:: Source extract
The arts-filled city of Philadelphia is easily forgotten. Lying between its high profile, museum-saturated neighbours New York and Washington, a decade or so of cleaning up has made it possibly the most congenial of all three cities to visit. It has top quality architecture and art in quantity – in particular both French Impressionist paintings and the work of America’s own Impressionists. You can take a stroll along the pristine avenues of monumental Benjamin Franklin Parkway and drop in at the world-class Philadelphia Museum of Art (PMA), the Barnes Collection (awash with Impressionist and Post-Impressionist pictures), and the Rodin Museum (founded by movie theatre magnate Jules E Mastbaum). You can stroll through the gentrified cobbled lanes of Rittenhouse Square, and visit the Pennsylvania Academy of Fine Arts (PAFA) and the University of Pennsylvania’s art galleries, or seek out the lesser known James A Michener, Woodmere and Brandywine art museums. Across the city there are contemporary murals, pop-up art installations and quantities of fine public sculptures, all of which are now linked thanks to the initiative, ‘museum without walls’.
The event that puts Philadelphia on the map this summer is the arrival at the PMA, from Paris via London, of the biggest show of Impressionist paintings to have been assembled since one in London in 1905. This is its only US stop. Many of the paintings in ‘Discovering the Impressionists: Paul Durand-Ruel and the New Painting’ belong to PMA, and a full hundred objects in the museum passed through the dealer Durand-Ruel’s hands. Which poses the question: why were Philadelphians buying Impressionist paintings?
For this, a little history is necessary. Founded and laid out by William Penn on land given to his father by Charles II in 1681, Philadelphia always considered itself the first and finest of US cities. Indeed, it initiated US public parks, schools, newspapers and universities. PAFA was established in 1805 and became both an arbiter of taste for collectors and the determiner for an artist’s success – George Bellows would later suffer from their board’s critical eye. From 1800 to 1830, Philadelphia was the largest city in the US, its merchants making fortunes in trade, steamboats, railways, banking. After the Civil War, their wealth stepped up as the city expanded. So did their spending, which they did with well-informed confidence. They beautified Philadelphia and competed to make it America’s cultural capital. The first official World’s Fair in America was held in Philadelphia in 1876; more than 10 million people visited (20% of the nation). Out of it was born the PMA, opening the following year. The fair also helped stimulate America’s wealthy to travel to Europe where art was high on their shopping list.
Durand-Ruel, champion of the burgeoning Impressionist painters, was one of the dealers they sought out in Paris. American collectors had been visiting him since the 1860s, as the dealer’s stock books reveal (one is in the PMA show). Clients came from New York, Cincinnati and Boston as well as from Philadelphia to buy Delacroix, Rousseau and Millet. Philadelphians included Adolph E Borie (whose bold taste impressed Durand-Ruel), William P. Wilstach, J. Gillingham Fell and Henry Gibson.
::::
§ **Aim 1**:
Set down the part of the Philadelphia art article that opens with the words containing "Durand-Ruel, champion of" and closes with "and Henry Gibson.", copying it word for word.
§ **Aim 2**:
According to the Philadelphia art article, how many people visited the 1876 World's Fair held in the city?
:: Supplied material
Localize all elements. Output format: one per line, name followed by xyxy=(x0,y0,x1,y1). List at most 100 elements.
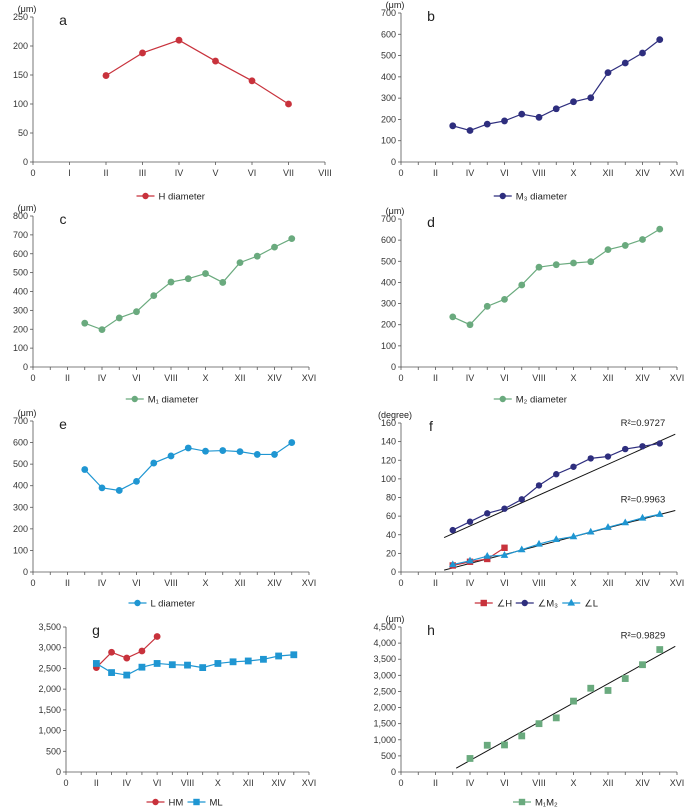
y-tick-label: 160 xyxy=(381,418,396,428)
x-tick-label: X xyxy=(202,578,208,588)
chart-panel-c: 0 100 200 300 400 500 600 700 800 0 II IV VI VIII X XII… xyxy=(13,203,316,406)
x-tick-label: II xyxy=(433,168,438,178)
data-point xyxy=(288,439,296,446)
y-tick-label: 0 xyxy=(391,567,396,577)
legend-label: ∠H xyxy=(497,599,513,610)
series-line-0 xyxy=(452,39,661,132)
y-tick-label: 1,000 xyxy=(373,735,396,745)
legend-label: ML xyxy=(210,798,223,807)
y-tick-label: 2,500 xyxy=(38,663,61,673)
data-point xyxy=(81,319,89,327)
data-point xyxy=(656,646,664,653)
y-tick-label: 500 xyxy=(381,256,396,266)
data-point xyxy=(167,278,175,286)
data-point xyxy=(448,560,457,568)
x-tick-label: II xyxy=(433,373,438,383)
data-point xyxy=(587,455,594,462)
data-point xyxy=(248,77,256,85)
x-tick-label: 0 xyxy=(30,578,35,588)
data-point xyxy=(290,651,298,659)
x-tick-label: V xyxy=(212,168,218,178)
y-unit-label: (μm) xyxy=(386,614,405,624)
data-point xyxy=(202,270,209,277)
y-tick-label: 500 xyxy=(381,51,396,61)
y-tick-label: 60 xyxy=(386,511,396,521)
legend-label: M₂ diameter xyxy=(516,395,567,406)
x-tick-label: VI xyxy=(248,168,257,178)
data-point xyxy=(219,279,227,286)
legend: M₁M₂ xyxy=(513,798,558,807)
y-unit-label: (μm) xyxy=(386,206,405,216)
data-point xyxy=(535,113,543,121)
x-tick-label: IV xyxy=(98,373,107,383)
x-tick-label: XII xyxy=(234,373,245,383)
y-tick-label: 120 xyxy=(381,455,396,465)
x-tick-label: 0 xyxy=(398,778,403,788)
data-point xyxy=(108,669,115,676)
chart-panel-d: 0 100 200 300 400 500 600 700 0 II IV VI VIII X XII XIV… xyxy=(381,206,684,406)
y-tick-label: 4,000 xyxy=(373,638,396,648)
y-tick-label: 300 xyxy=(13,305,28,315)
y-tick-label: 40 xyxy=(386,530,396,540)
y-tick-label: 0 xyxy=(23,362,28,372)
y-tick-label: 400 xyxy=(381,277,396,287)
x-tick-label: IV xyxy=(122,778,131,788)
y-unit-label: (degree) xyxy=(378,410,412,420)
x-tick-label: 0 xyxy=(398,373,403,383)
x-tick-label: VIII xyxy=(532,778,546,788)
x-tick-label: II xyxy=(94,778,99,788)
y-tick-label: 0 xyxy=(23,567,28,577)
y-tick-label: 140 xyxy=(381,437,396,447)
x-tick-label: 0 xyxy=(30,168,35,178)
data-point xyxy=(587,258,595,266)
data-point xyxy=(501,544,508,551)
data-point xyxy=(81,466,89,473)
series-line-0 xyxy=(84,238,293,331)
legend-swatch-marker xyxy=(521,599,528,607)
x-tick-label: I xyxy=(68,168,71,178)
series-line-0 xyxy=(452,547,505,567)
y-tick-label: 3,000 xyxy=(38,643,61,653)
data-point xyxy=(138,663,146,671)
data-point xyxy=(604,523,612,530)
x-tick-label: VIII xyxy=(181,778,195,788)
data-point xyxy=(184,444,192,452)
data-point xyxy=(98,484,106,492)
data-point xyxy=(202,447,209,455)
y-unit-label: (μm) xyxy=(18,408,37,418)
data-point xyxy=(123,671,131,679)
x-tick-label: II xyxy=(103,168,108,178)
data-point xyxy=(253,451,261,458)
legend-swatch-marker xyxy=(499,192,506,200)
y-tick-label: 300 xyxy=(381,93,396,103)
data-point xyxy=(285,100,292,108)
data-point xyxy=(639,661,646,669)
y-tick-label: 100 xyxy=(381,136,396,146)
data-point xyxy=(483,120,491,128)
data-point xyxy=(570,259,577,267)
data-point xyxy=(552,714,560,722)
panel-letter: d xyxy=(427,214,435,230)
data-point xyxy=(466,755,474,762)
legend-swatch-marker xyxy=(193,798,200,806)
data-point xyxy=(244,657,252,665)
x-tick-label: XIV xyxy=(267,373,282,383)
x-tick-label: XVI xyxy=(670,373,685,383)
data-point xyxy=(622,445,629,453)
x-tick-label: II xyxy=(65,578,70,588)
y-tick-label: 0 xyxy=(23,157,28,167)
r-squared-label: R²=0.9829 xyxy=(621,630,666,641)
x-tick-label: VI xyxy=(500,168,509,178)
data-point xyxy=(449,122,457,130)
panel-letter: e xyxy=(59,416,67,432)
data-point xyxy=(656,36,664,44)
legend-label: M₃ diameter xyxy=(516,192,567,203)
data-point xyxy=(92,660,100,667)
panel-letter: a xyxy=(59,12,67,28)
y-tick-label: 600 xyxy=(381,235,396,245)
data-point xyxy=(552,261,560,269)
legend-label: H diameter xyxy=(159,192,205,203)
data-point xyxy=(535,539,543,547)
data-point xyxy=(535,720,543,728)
::::
:: Supplied material
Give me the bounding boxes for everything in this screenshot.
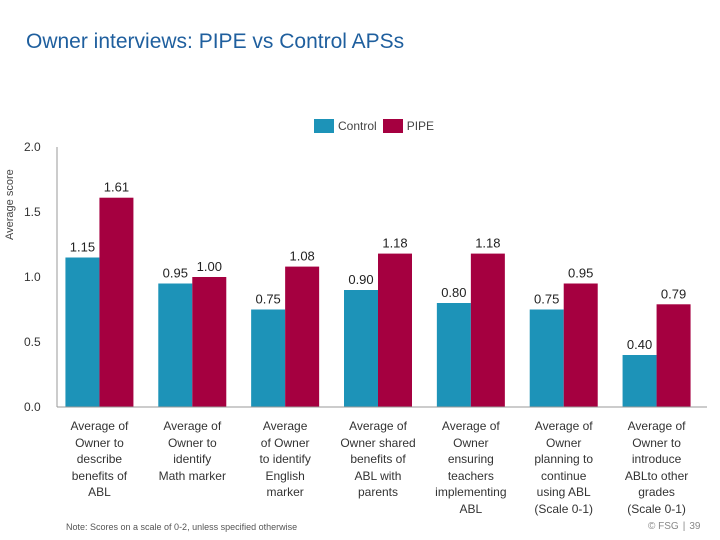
::::
§ **Full output 1**:
Durand-Ruel, champion of the burgeoning Impressionist painters, was one of the dealers they sought out in Paris. American collectors had been visiting him since the 1860s, as the dealer’s stock books reveal (one is in the PMA show). Clients came from New York, Cincinnati and Boston as well as from Philadelphia to buy Delacroix, Rousseau and Millet. Philadelphians included Adolph E Borie (whose bold taste impressed Durand-Ruel), William P. Wilstach, J. Gillingham Fell and Henry Gibson.

§ **Full output 2**:
More than 10 million people, 20% of the nation.